GIVEN PROBLEM: Reproduce all the entries precisely.

▼▼▼

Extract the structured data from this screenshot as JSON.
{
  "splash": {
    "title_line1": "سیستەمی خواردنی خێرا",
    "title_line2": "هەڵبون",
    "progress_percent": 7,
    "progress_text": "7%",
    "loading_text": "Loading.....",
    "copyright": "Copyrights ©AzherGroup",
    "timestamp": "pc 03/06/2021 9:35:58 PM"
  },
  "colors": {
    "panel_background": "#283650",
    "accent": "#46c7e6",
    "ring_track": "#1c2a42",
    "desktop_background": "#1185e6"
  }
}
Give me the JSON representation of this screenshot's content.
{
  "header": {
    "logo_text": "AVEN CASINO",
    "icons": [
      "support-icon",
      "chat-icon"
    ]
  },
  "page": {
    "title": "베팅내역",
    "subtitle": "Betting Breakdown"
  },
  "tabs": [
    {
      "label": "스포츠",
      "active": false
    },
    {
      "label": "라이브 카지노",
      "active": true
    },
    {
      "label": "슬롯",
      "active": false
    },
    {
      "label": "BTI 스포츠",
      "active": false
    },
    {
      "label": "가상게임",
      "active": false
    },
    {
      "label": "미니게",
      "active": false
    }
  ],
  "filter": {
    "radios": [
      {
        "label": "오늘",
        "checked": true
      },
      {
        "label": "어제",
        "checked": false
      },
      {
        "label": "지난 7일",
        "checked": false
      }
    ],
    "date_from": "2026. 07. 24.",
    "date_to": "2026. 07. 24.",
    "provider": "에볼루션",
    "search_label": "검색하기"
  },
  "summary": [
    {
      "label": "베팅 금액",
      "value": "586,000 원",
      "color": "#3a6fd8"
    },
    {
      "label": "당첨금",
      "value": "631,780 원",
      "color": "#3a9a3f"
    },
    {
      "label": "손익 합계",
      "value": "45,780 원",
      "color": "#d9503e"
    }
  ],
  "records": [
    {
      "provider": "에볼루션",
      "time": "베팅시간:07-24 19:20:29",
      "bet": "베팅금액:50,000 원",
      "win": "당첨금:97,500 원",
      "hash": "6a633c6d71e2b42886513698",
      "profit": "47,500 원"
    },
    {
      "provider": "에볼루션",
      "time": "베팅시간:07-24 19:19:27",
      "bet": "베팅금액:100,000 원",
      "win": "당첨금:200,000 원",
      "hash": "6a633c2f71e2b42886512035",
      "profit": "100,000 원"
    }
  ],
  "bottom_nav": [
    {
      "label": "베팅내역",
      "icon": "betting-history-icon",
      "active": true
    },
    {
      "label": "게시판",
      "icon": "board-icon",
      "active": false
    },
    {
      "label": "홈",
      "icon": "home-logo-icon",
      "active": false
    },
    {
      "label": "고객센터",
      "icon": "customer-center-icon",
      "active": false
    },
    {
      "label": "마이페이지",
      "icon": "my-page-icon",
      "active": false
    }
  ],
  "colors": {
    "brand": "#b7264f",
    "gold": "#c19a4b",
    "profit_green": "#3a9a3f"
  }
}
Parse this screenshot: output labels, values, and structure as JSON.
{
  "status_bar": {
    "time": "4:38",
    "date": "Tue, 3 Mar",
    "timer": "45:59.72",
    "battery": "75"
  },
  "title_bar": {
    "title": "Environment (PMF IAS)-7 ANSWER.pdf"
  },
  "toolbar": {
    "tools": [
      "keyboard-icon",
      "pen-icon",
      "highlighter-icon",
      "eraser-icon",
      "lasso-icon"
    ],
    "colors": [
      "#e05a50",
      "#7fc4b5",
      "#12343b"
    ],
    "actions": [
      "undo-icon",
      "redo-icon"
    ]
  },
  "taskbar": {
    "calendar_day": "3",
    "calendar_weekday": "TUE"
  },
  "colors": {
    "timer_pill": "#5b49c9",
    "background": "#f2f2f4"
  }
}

▲▲▲

OUTPUT FOR THIS EXERCISE:
Extract the structured data from this screenshot as JSON.
{
  "splash": {
    "title_line1": "سیستەمی خواردنی خێرا",
    "title_line2": "هەڵبون",
    "progress_percent": 7,
    "progress_text": "7%",
    "loading_text": "Loading.....",
    "copyright": "Copyrights ©AzherGroup",
    "timestamp": "pc 03/06/2021 9:35:58 PM"
  },
  "colors": {
    "panel_background": "#283650",
    "accent": "#46c7e6",
    "ring_track": "#1c2a42",
    "desktop_background": "#1185e6"
  }
}
Give me the JSON representation of this screenshot's content.
{
  "header": {
    "logo_text": "AVEN CASINO",
    "icons": [
      "support-icon",
      "chat-icon"
    ]
  },
  "page": {
    "title": "베팅내역",
    "subtitle": "Betting Breakdown"
  },
  "tabs": [
    {
      "label": "스포츠",
      "active": false
    },
    {
      "label": "라이브 카지노",
      "active": true
    },
    {
      "label": "슬롯",
      "active": false
    },
    {
      "label": "BTI 스포츠",
      "active": false
    },
    {
      "label": "가상게임",
      "active": false
    },
    {
      "label": "미니게",
      "active": false
    }
  ],
  "filter": {
    "radios": [
      {
        "label": "오늘",
        "checked": true
      },
      {
        "label": "어제",
        "checked": false
      },
      {
        "label": "지난 7일",
        "checked": false
      }
    ],
    "date_from": "2026. 07. 24.",
    "date_to": "2026. 07. 24.",
    "provider": "에볼루션",
    "search_label": "검색하기"
  },
  "summary": [
    {
      "label": "베팅 금액",
      "value": "586,000 원",
      "color": "#3a6fd8"
    },
    {
      "label": "당첨금",
      "value": "631,780 원",
      "color": "#3a9a3f"
    },
    {
      "label": "손익 합계",
      "value": "45,780 원",
      "color": "#d9503e"
    }
  ],
  "records": [
    {
      "provider": "에볼루션",
      "time": "베팅시간:07-24 19:20:29",
      "bet": "베팅금액:50,000 원",
      "win": "당첨금:97,500 원",
      "hash": "6a633c6d71e2b42886513698",
      "profit": "47,500 원"
    },
    {
      "provider": "에볼루션",
      "time": "베팅시간:07-24 19:19:27",
      "bet": "베팅금액:100,000 원",
      "win": "당첨금:200,000 원",
      "hash": "6a633c2f71e2b42886512035",
      "profit": "100,000 원"
    }
  ],
  "bottom_nav": [
    {
      "label": "베팅내역",
      "icon": "betting-history-icon",
      "active": true
    },
    {
      "label": "게시판",
      "icon": "board-icon",
      "active": false
    },
    {
      "label": "홈",
      "icon": "home-logo-icon",
      "active": false
    },
    {
      "label": "고객센터",
      "icon": "customer-center-icon",
      "active": false
    },
    {
      "label": "마이페이지",
      "icon": "my-page-icon",
      "active": false
    }
  ],
  "colors": {
    "brand": "#b7264f",
    "gold": "#c19a4b",
    "profit_green": "#3a9a3f"
  }
}
Parse this screenshot: output labels, values, and structure as JSON.
{
  "status_bar": {
    "time": "4:38",
    "date": "Tue, 3 Mar",
    "timer": "45:59.72",
    "battery": "75"
  },
  "title_bar": {
    "title": "Environment (PMF IAS)-7 ANSWER.pdf"
  },
  "toolbar": {
    "tools": [
      "keyboard-icon",
      "pen-icon",
      "highlighter-icon",
      "eraser-icon",
      "lasso-icon"
    ],
    "colors": [
      "#e05a50",
      "#7fc4b5",
      "#12343b"
    ],
    "actions": [
      "undo-icon",
      "redo-icon"
    ]
  },
  "taskbar": {
    "calendar_day": "3",
    "calendar_weekday": "TUE"
  },
  "colors": {
    "timer_pill": "#5b49c9",
    "background": "#f2f2f4"
  }
}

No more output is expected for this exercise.